■ **Instructions for the task**
How many lines in the records below contain the word "them"? Answer with the number only.

=== Supplied material ===

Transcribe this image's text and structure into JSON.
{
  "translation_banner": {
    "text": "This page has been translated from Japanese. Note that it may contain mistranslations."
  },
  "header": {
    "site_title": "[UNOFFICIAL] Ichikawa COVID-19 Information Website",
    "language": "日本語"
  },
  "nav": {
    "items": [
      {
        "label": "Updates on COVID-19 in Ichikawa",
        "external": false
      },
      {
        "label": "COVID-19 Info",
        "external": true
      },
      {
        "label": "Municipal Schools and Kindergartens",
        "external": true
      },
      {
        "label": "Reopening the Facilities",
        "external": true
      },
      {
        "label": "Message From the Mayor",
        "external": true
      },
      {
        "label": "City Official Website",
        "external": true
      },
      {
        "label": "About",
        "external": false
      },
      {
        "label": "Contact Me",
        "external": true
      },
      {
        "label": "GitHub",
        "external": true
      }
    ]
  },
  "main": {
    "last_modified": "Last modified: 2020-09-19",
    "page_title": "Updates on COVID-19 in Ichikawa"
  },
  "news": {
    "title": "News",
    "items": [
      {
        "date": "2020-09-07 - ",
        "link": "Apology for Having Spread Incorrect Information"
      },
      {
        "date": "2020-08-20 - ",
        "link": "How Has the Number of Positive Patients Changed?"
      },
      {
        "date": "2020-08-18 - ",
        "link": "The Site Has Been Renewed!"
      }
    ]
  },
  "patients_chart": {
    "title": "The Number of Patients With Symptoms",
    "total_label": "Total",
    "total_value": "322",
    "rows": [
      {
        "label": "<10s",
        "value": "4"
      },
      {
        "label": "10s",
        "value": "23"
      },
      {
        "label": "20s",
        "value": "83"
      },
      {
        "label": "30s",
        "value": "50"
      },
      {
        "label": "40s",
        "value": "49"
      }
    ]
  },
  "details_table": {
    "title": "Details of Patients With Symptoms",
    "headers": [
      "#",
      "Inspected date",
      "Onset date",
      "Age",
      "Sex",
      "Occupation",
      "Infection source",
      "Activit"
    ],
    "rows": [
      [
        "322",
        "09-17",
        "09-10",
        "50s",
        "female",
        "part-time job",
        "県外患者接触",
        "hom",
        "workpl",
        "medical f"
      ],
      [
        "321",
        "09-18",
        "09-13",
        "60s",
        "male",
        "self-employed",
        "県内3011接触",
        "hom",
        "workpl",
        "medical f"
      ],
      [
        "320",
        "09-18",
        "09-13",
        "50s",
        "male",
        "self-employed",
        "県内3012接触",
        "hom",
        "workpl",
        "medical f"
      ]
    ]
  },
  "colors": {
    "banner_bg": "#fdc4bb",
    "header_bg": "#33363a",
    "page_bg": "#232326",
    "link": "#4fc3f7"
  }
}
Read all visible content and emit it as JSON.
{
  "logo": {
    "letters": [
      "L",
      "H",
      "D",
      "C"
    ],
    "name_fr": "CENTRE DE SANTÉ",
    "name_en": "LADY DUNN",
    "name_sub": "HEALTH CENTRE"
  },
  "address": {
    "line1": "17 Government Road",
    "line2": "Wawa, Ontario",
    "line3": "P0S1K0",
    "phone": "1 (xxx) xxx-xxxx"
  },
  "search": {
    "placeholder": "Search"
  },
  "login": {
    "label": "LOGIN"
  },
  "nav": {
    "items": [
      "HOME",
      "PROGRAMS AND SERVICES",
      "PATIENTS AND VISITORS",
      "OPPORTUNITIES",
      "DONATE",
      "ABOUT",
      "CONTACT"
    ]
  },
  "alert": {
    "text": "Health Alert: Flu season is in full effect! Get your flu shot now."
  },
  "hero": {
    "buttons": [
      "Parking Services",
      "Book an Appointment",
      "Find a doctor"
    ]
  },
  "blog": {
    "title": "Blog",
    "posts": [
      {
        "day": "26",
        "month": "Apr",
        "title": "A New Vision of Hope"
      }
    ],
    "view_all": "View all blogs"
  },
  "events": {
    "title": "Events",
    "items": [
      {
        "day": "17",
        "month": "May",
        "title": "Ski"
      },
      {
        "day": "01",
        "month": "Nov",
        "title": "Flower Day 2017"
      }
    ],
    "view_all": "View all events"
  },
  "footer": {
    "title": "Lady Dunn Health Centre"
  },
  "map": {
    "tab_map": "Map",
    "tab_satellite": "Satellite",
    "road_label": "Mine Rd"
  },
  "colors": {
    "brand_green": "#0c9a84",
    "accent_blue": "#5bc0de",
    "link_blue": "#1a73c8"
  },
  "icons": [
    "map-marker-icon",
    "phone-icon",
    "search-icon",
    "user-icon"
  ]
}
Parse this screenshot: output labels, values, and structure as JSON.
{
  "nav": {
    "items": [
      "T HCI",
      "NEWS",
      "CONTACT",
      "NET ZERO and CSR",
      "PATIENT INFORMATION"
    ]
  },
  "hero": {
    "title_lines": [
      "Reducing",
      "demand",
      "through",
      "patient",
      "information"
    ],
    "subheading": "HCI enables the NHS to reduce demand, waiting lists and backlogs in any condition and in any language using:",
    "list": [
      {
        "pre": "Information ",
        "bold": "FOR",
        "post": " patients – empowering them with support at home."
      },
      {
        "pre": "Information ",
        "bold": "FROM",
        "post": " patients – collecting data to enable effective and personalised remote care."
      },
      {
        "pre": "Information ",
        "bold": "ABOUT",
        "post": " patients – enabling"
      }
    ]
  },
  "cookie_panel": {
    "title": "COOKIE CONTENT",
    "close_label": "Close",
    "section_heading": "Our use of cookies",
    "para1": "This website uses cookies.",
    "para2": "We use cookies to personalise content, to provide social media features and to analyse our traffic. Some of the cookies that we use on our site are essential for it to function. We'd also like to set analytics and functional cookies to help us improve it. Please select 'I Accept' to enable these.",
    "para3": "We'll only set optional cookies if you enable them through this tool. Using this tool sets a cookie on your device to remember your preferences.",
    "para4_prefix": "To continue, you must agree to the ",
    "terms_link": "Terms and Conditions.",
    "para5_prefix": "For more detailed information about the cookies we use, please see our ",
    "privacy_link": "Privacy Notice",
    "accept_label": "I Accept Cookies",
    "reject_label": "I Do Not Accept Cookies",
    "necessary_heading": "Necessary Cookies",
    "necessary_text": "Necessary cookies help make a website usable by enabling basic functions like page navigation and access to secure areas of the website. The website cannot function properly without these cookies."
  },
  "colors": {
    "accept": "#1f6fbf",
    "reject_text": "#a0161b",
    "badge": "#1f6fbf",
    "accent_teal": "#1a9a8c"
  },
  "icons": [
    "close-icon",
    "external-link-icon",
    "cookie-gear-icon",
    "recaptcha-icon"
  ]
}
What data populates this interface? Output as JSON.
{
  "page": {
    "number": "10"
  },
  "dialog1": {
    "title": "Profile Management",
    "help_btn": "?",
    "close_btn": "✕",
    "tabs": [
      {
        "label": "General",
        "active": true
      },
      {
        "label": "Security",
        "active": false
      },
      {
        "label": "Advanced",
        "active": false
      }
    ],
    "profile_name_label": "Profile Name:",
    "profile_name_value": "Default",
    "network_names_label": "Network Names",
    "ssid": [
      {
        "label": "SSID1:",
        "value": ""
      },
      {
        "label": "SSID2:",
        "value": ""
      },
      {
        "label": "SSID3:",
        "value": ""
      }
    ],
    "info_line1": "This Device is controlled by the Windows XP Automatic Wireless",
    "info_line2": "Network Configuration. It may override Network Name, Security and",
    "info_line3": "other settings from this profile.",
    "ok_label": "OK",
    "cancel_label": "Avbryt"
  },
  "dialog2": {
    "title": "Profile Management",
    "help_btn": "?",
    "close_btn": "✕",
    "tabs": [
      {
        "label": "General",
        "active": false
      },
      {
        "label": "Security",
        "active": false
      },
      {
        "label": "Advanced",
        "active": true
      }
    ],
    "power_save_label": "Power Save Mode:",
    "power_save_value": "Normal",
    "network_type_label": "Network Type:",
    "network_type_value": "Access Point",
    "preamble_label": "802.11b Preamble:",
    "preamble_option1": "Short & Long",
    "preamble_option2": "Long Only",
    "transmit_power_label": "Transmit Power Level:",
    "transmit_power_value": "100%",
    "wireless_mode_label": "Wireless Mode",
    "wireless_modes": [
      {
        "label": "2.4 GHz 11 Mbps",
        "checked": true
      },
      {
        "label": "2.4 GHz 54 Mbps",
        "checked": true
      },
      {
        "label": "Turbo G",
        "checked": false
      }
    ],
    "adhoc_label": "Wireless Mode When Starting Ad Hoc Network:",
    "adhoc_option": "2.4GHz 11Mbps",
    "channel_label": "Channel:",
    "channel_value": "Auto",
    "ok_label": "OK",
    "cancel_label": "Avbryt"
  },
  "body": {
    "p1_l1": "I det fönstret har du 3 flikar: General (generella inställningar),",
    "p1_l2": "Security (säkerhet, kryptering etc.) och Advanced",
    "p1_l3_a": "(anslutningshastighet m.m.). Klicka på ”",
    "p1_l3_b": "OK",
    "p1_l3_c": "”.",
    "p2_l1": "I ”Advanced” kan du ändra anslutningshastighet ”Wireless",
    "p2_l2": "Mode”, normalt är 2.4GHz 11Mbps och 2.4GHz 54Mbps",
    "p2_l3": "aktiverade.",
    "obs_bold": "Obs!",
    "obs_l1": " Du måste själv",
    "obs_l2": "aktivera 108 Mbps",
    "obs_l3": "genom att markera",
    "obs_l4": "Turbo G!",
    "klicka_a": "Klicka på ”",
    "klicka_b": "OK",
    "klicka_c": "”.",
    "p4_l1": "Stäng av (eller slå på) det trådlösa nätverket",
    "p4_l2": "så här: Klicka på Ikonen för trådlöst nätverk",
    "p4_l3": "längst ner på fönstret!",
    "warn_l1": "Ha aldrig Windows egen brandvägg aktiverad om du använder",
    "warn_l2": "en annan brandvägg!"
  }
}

===

■ **Response box**
2